### [YOUR OBJECTIVE]
Take down each entry exactly as written.

### [ENTRIES PROVIDED]

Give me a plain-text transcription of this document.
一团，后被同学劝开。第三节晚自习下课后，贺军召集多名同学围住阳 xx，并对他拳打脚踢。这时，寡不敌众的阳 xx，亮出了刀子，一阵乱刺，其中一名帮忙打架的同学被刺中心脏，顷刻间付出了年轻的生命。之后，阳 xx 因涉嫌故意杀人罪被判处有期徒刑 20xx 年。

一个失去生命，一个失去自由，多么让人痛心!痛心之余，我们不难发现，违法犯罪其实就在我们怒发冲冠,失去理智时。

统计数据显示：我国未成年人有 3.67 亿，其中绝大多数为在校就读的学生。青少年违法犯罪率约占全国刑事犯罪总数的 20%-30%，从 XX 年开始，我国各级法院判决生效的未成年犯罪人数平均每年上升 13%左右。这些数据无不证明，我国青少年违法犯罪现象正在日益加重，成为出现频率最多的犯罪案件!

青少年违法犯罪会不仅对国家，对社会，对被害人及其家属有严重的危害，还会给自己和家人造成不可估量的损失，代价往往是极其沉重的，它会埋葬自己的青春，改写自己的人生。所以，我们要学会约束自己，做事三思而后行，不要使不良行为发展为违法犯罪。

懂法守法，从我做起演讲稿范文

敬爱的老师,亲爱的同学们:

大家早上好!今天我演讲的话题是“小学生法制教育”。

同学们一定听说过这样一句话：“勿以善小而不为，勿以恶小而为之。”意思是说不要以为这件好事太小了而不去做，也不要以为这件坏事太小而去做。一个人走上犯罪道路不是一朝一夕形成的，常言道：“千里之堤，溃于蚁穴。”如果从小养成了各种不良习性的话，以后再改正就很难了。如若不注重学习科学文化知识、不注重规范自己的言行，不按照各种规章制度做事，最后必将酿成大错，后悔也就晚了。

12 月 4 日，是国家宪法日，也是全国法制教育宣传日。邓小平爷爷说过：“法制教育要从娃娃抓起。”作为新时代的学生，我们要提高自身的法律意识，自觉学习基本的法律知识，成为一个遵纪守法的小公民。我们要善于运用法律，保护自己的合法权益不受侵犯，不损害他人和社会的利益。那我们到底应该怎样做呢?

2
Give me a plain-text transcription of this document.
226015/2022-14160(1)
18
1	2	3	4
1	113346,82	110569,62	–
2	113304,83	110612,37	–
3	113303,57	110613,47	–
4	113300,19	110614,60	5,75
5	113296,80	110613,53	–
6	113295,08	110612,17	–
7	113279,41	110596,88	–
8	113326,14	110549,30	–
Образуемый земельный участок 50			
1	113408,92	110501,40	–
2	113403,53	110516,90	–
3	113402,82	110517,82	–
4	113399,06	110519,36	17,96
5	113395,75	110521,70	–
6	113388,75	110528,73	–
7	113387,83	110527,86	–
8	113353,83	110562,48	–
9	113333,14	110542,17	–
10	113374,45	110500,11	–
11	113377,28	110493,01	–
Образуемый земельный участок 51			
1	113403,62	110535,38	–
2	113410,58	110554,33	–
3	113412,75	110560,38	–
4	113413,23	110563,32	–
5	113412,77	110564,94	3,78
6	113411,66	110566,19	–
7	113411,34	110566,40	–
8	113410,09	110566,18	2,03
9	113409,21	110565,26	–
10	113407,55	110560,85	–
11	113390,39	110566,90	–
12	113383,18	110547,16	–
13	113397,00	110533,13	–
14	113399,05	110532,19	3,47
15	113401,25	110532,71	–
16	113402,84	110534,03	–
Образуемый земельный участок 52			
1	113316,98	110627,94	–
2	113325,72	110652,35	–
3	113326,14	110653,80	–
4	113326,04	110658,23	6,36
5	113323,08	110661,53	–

### [CORRECT OUTPUT]
Give me a plain-text transcription of this document.
一团，后被同学劝开。第三节晚自习下课后，贺军召集多名同学围住阳 xx，并对他拳打脚踢。这时，寡不敌众的阳 xx，亮出了刀子，一阵乱刺，其中一名帮忙打架的同学被刺中心脏，顷刻间付出了年轻的生命。之后，阳 xx 因涉嫌故意杀人罪被判处有期徒刑 20xx 年。

一个失去生命，一个失去自由，多么让人痛心!痛心之余，我们不难发现，违法犯罪其实就在我们怒发冲冠,失去理智时。

统计数据显示：我国未成年人有 3.67 亿，其中绝大多数为在校就读的学生。青少年违法犯罪率约占全国刑事犯罪总数的 20%-30%，从 XX 年开始，我国各级法院判决生效的未成年犯罪人数平均每年上升 13%左右。这些数据无不证明，我国青少年违法犯罪现象正在日益加重，成为出现频率最多的犯罪案件!

青少年违法犯罪会不仅对国家，对社会，对被害人及其家属有严重的危害，还会给自己和家人造成不可估量的损失，代价往往是极其沉重的，它会埋葬自己的青春，改写自己的人生。所以，我们要学会约束自己，做事三思而后行，不要使不良行为发展为违法犯罪。

懂法守法，从我做起演讲稿范文

敬爱的老师,亲爱的同学们:

大家早上好!今天我演讲的话题是“小学生法制教育”。

同学们一定听说过这样一句话：“勿以善小而不为，勿以恶小而为之。”意思是说不要以为这件好事太小了而不去做，也不要以为这件坏事太小而去做。一个人走上犯罪道路不是一朝一夕形成的，常言道：“千里之堤，溃于蚁穴。”如果从小养成了各种不良习性的话，以后再改正就很难了。如若不注重学习科学文化知识、不注重规范自己的言行，不按照各种规章制度做事，最后必将酿成大错，后悔也就晚了。

12 月 4 日，是国家宪法日，也是全国法制教育宣传日。邓小平爷爷说过：“法制教育要从娃娃抓起。”作为新时代的学生，我们要提高自身的法律意识，自觉学习基本的法律知识，成为一个遵纪守法的小公民。我们要善于运用法律，保护自己的合法权益不受侵犯，不损害他人和社会的利益。那我们到底应该怎样做呢?

2
Give me a plain-text transcription of this document.
226015/2022-14160(1)
18
1	2	3	4
1	113346,82	110569,62	–
2	113304,83	110612,37	–
3	113303,57	110613,47	–
4	113300,19	110614,60	5,75
5	113296,80	110613,53	–
6	113295,08	110612,17	–
7	113279,41	110596,88	–
8	113326,14	110549,30	–
Образуемый земельный участок 50			
1	113408,92	110501,40	–
2	113403,53	110516,90	–
3	113402,82	110517,82	–
4	113399,06	110519,36	17,96
5	113395,75	110521,70	–
6	113388,75	110528,73	–
7	113387,83	110527,86	–
8	113353,83	110562,48	–
9	113333,14	110542,17	–
10	113374,45	110500,11	–
11	113377,28	110493,01	–
Образуемый земельный участок 51			
1	113403,62	110535,38	–
2	113410,58	110554,33	–
3	113412,75	110560,38	–
4	113413,23	110563,32	–
5	113412,77	110564,94	3,78
6	113411,66	110566,19	–
7	113411,34	110566,40	–
8	113410,09	110566,18	2,03
9	113409,21	110565,26	–
10	113407,55	110560,85	–
11	113390,39	110566,90	–
12	113383,18	110547,16	–
13	113397,00	110533,13	–
14	113399,05	110532,19	3,47
15	113401,25	110532,71	–
16	113402,84	110534,03	–
Образуемый земельный участок 52			
1	113316,98	110627,94	–
2	113325,72	110652,35	–
3	113326,14	110653,80	–
4	113326,04	110658,23	6,36
5	113323,08	110661,53	–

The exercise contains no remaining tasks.